_What to work on_. Restate the complete material exactly.
— START —
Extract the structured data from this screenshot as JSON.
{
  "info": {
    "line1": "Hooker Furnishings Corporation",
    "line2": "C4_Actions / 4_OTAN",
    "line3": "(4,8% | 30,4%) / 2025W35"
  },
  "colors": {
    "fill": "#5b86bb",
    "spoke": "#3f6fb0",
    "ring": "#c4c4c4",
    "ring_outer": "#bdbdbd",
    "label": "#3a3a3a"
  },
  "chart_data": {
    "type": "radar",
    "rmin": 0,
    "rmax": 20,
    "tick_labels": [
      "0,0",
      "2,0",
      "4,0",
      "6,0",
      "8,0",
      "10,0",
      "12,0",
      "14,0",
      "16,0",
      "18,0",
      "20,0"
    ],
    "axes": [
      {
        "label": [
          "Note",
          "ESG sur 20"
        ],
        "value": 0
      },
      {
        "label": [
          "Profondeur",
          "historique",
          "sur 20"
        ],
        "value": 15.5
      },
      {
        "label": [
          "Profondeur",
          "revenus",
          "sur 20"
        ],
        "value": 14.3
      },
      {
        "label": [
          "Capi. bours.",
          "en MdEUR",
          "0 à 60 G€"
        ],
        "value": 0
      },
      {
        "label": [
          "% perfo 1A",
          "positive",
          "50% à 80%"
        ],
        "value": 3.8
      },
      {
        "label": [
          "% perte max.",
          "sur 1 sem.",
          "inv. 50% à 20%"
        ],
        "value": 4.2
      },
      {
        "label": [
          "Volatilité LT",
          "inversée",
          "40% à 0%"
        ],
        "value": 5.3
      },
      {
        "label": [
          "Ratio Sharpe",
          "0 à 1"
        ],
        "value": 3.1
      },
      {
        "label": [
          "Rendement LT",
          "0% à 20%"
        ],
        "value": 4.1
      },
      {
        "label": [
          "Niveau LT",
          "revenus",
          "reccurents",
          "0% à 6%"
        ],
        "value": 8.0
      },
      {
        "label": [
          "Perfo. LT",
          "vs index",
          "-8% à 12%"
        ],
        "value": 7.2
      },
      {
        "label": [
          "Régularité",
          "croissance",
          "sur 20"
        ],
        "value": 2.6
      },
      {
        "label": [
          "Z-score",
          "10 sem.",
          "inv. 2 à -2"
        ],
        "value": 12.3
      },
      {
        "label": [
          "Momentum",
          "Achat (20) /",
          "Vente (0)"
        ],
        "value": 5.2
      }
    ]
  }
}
— END —
_Written reply_.
Extract the structured data from this screenshot as JSON.
{
  "info": {
    "line1": "Hooker Furnishings Corporation",
    "line2": "C4_Actions / 4_OTAN",
    "line3": "(4,8% | 30,4%) / 2025W35"
  },
  "colors": {
    "fill": "#5b86bb",
    "spoke": "#3f6fb0",
    "ring": "#c4c4c4",
    "ring_outer": "#bdbdbd",
    "label": "#3a3a3a"
  },
  "chart_data": {
    "type": "radar",
    "rmin": 0,
    "rmax": 20,
    "tick_labels": [
      "0,0",
      "2,0",
      "4,0",
      "6,0",
      "8,0",
      "10,0",
      "12,0",
      "14,0",
      "16,0",
      "18,0",
      "20,0"
    ],
    "axes": [
      {
        "label": [
          "Note",
          "ESG sur 20"
        ],
        "value": 0
      },
      {
        "label": [
          "Profondeur",
          "historique",
          "sur 20"
        ],
        "value": 15.5
      },
      {
        "label": [
          "Profondeur",
          "revenus",
          "sur 20"
        ],
        "value": 14.3
      },
      {
        "label": [
          "Capi. bours.",
          "en MdEUR",
          "0 à 60 G€"
        ],
        "value": 0
      },
      {
        "label": [
          "% perfo 1A",
          "positive",
          "50% à 80%"
        ],
        "value": 3.8
      },
      {
        "label": [
          "% perte max.",
          "sur 1 sem.",
          "inv. 50% à 20%"
        ],
        "value": 4.2
      },
      {
        "label": [
          "Volatilité LT",
          "inversée",
          "40% à 0%"
        ],
        "value": 5.3
      },
      {
        "label": [
          "Ratio Sharpe",
          "0 à 1"
        ],
        "value": 3.1
      },
      {
        "label": [
          "Rendement LT",
          "0% à 20%"
        ],
        "value": 4.1
      },
      {
        "label": [
          "Niveau LT",
          "revenus",
          "reccurents",
          "0% à 6%"
        ],
        "value": 8.0
      },
      {
        "label": [
          "Perfo. LT",
          "vs index",
          "-8% à 12%"
        ],
        "value": 7.2
      },
      {
        "label": [
          "Régularité",
          "croissance",
          "sur 20"
        ],
        "value": 2.6
      },
      {
        "label": [
          "Z-score",
          "10 sem.",
          "inv. 2 à -2"
        ],
        "value": 12.3
      },
      {
        "label": [
          "Momentum",
          "Achat (20) /",
          "Vente (0)"
        ],
        "value": 5.2
      }
    ]
  }
}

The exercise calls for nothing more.